*Set problem*. Below is a listing; reproduce each line of it exactly.

*The input*.
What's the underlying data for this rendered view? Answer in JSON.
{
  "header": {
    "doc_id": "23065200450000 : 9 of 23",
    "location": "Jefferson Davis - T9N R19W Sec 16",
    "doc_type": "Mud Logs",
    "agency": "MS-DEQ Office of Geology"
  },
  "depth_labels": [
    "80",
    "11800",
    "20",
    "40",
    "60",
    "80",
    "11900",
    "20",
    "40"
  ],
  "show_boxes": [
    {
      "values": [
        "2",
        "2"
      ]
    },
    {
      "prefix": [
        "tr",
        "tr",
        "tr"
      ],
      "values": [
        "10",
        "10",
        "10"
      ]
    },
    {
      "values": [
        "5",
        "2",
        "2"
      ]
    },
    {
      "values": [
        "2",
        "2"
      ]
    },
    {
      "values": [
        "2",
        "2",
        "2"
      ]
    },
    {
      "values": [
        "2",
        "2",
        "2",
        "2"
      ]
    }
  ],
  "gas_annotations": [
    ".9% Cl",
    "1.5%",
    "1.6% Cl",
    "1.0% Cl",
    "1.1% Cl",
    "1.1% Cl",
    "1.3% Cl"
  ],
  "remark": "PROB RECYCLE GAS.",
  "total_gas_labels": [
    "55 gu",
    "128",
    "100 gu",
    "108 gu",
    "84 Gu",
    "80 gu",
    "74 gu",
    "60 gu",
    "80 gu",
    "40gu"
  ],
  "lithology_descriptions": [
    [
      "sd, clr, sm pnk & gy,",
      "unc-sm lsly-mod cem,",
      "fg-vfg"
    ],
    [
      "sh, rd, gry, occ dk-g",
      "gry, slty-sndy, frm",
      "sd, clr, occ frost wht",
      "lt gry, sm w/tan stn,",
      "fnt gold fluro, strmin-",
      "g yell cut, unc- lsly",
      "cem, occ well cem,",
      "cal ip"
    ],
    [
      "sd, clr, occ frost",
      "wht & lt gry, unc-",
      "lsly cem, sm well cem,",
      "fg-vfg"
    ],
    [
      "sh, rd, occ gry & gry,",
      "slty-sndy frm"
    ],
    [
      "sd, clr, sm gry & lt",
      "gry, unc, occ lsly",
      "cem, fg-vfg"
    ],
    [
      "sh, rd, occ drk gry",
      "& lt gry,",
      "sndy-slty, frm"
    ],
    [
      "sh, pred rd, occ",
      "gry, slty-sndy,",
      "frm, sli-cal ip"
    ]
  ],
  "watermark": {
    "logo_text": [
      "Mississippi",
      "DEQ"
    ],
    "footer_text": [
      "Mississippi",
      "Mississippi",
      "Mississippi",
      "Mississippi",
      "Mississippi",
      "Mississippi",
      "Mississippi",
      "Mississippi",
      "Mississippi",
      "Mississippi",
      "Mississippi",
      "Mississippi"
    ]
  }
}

*Answer to this task*.
What's the underlying data for this rendered view? Answer in JSON.
{
  "header": {
    "doc_id": "23065200450000 : 9 of 23",
    "location": "Jefferson Davis - T9N R19W Sec 16",
    "doc_type": "Mud Logs",
    "agency": "MS-DEQ Office of Geology"
  },
  "depth_labels": [
    "80",
    "11800",
    "20",
    "40",
    "60",
    "80",
    "11900",
    "20",
    "40"
  ],
  "show_boxes": [
    {
      "values": [
        "2",
        "2"
      ]
    },
    {
      "prefix": [
        "tr",
        "tr",
        "tr"
      ],
      "values": [
        "10",
        "10",
        "10"
      ]
    },
    {
      "values": [
        "5",
        "2",
        "2"
      ]
    },
    {
      "values": [
        "2",
        "2"
      ]
    },
    {
      "values": [
        "2",
        "2",
        "2"
      ]
    },
    {
      "values": [
        "2",
        "2",
        "2",
        "2"
      ]
    }
  ],
  "gas_annotations": [
    ".9% Cl",
    "1.5%",
    "1.6% Cl",
    "1.0% Cl",
    "1.1% Cl",
    "1.1% Cl",
    "1.3% Cl"
  ],
  "remark": "PROB RECYCLE GAS.",
  "total_gas_labels": [
    "55 gu",
    "128",
    "100 gu",
    "108 gu",
    "84 Gu",
    "80 gu",
    "74 gu",
    "60 gu",
    "80 gu",
    "40gu"
  ],
  "lithology_descriptions": [
    [
      "sd, clr, sm pnk & gy,",
      "unc-sm lsly-mod cem,",
      "fg-vfg"
    ],
    [
      "sh, rd, gry, occ dk-g",
      "gry, slty-sndy, frm",
      "sd, clr, occ frost wht",
      "lt gry, sm w/tan stn,",
      "fnt gold fluro, strmin-",
      "g yell cut, unc- lsly",
      "cem, occ well cem,",
      "cal ip"
    ],
    [
      "sd, clr, occ frost",
      "wht & lt gry, unc-",
      "lsly cem, sm well cem,",
      "fg-vfg"
    ],
    [
      "sh, rd, occ gry & gry,",
      "slty-sndy frm"
    ],
    [
      "sd, clr, sm gry & lt",
      "gry, unc, occ lsly",
      "cem, fg-vfg"
    ],
    [
      "sh, rd, occ drk gry",
      "& lt gry,",
      "sndy-slty, frm"
    ],
    [
      "sh, pred rd, occ",
      "gry, slty-sndy,",
      "frm, sli-cal ip"
    ]
  ],
  "watermark": {
    "logo_text": [
      "Mississippi",
      "DEQ"
    ],
    "footer_text": [
      "Mississippi",
      "Mississippi",
      "Mississippi",
      "Mississippi",
      "Mississippi",
      "Mississippi",
      "Mississippi",
      "Mississippi",
      "Mississippi",
      "Mississippi",
      "Mississippi",
      "Mississippi"
    ]
  }
}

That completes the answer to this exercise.